> Direction:
Produce an exact copy of all the data below, dropping every image.

> Extracted material:
>> BEGIN
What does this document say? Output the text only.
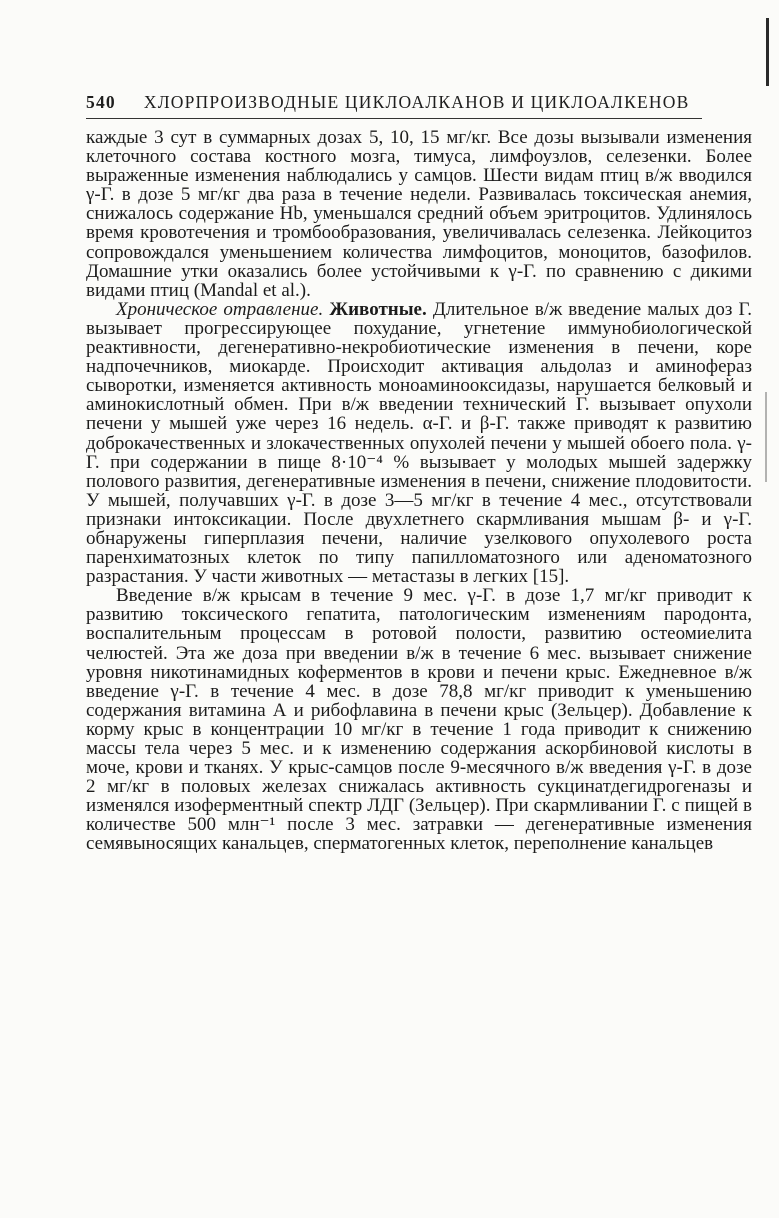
540 ХЛОРПРОИЗВОДНЫЕ ЦИКЛОАЛКАНОВ И ЦИКЛОАЛКЕНОВ

каждые 3 сут в суммарных дозах 5, 10, 15 мг/кг. Все дозы вызывали изменения клеточного состава костного мозга, тимуса, лимфоузлов, селезенки. Более выраженные изменения наблюдались у самцов. Шести видам птиц в/ж вводился γ-Г. в дозе 5 мг/кг два раза в течение недели. Развивалась токсическая анемия, снижалось содержание Hb, уменьшался средний объем эритроцитов. Удлинялось время кровотечения и тромбообразования, увеличивалась селезенка. Лейкоцитоз сопровождался уменьшением количества лимфоцитов, моноцитов, базофилов. Домашние утки оказались более устойчивыми к γ-Г. по сравнению с дикими видами птиц (Mandal et al.).

Хроническое отравление. Животные. Длительное в/ж введение малых доз Г. вызывает прогрессирующее похудание, угнетение иммунобиологической реактивности, дегенеративно-некробиотические изменения в печени, коре надпочечников, миокарде. Происходит активация альдолаз и аминофераз сыворотки, изменяется активность моноаминооксидазы, нарушается белковый и аминокислотный обмен. При в/ж введении технический Г. вызывает опухоли печени у мышей уже через 16 недель. α-Г. и β-Г. также приводят к развитию доброкачественных и злокачественных опухолей печени у мышей обоего пола. γ-Г. при содержании в пище 8·10⁻⁴ % вызывает у молодых мышей задержку полового развития, дегенеративные изменения в печени, снижение плодовитости. У мышей, получавших γ-Г. в дозе 3—5 мг/кг в течение 4 мес., отсутствовали признаки интоксикации. После двухлетнего скармливания мышам β- и γ-Г. обнаружены гиперплазия печени, наличие узелкового опухолевого роста паренхиматозных клеток по типу папилломатозного или аденоматозного разрастания. У части животных — метастазы в легких [15].

Введение в/ж крысам в течение 9 мес. γ-Г. в дозе 1,7 мг/кг приводит к развитию токсического гепатита, патологическим изменениям пародонта, воспалительным процессам в ротовой полости, развитию остеомиелита челюстей. Эта же доза при введении в/ж в течение 6 мес. вызывает снижение уровня никотинамидных коферментов в крови и печени крыс. Ежедневное в/ж введение γ-Г. в течение 4 мес. в дозе 78,8 мг/кг приводит к уменьшению содержания витамина А и рибофлавина в печени крыс (Зельцер). Добавление к корму крыс в концентрации 10 мг/кг в течение 1 года приводит к снижению массы тела через 5 мес. и к изменению содержания аскорбиновой кислоты в моче, крови и тканях. У крыс-самцов после 9-месячного в/ж введения γ-Г. в дозе 2 мг/кг в половых железах снижалась активность сукцинатдегидрогеназы и изменялся изоферментный спектр ЛДГ (Зельцер). При скармливании Г. с пищей в количестве 500 млн⁻¹ после 3 мес. затравки — дегенеративные изменения семявыносящих канальцев, сперматогенных клеток, переполнение канальцев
>> END
> Task response:
What does this document say? Output the text only.
540 ХЛОРПРОИЗВОДНЫЕ ЦИКЛОАЛКАНОВ И ЦИКЛОАЛКЕНОВ

каждые 3 сут в суммарных дозах 5, 10, 15 мг/кг. Все дозы вызывали изменения клеточного состава костного мозга, тимуса, лимфоузлов, селезенки. Более выраженные изменения наблюдались у самцов. Шести видам птиц в/ж вводился γ-Г. в дозе 5 мг/кг два раза в течение недели. Развивалась токсическая анемия, снижалось содержание Hb, уменьшался средний объем эритроцитов. Удлинялось время кровотечения и тромбообразования, увеличивалась селезенка. Лейкоцитоз сопровождался уменьшением количества лимфоцитов, моноцитов, базофилов. Домашние утки оказались более устойчивыми к γ-Г. по сравнению с дикими видами птиц (Mandal et al.).

Хроническое отравление. Животные. Длительное в/ж введение малых доз Г. вызывает прогрессирующее похудание, угнетение иммунобиологической реактивности, дегенеративно-некробиотические изменения в печени, коре надпочечников, миокарде. Происходит активация альдолаз и аминофераз сыворотки, изменяется активность моноаминооксидазы, нарушается белковый и аминокислотный обмен. При в/ж введении технический Г. вызывает опухоли печени у мышей уже через 16 недель. α-Г. и β-Г. также приводят к развитию доброкачественных и злокачественных опухолей печени у мышей обоего пола. γ-Г. при содержании в пище 8·10⁻⁴ % вызывает у молодых мышей задержку полового развития, дегенеративные изменения в печени, снижение плодовитости. У мышей, получавших γ-Г. в дозе 3—5 мг/кг в течение 4 мес., отсутствовали признаки интоксикации. После двухлетнего скармливания мышам β- и γ-Г. обнаружены гиперплазия печени, наличие узелкового опухолевого роста паренхиматозных клеток по типу папилломатозного или аденоматозного разрастания. У части животных — метастазы в легких [15].

Введение в/ж крысам в течение 9 мес. γ-Г. в дозе 1,7 мг/кг приводит к развитию токсического гепатита, патологическим изменениям пародонта, воспалительным процессам в ротовой полости, развитию остеомиелита челюстей. Эта же доза при введении в/ж в течение 6 мес. вызывает снижение уровня никотинамидных коферментов в крови и печени крыс. Ежедневное в/ж введение γ-Г. в течение 4 мес. в дозе 78,8 мг/кг приводит к уменьшению содержания витамина А и рибофлавина в печени крыс (Зельцер). Добавление к корму крыс в концентрации 10 мг/кг в течение 1 года приводит к снижению массы тела через 5 мес. и к изменению содержания аскорбиновой кислоты в моче, крови и тканях. У крыс-самцов после 9-месячного в/ж введения γ-Г. в дозе 2 мг/кг в половых железах снижалась активность сукцинатдегидрогеназы и изменялся изоферментный спектр ЛДГ (Зельцер). При скармливании Г. с пищей в количестве 500 млн⁻¹ после 3 мес. затравки — дегенеративные изменения семявыносящих канальцев, сперматогенных клеток, переполнение канальцев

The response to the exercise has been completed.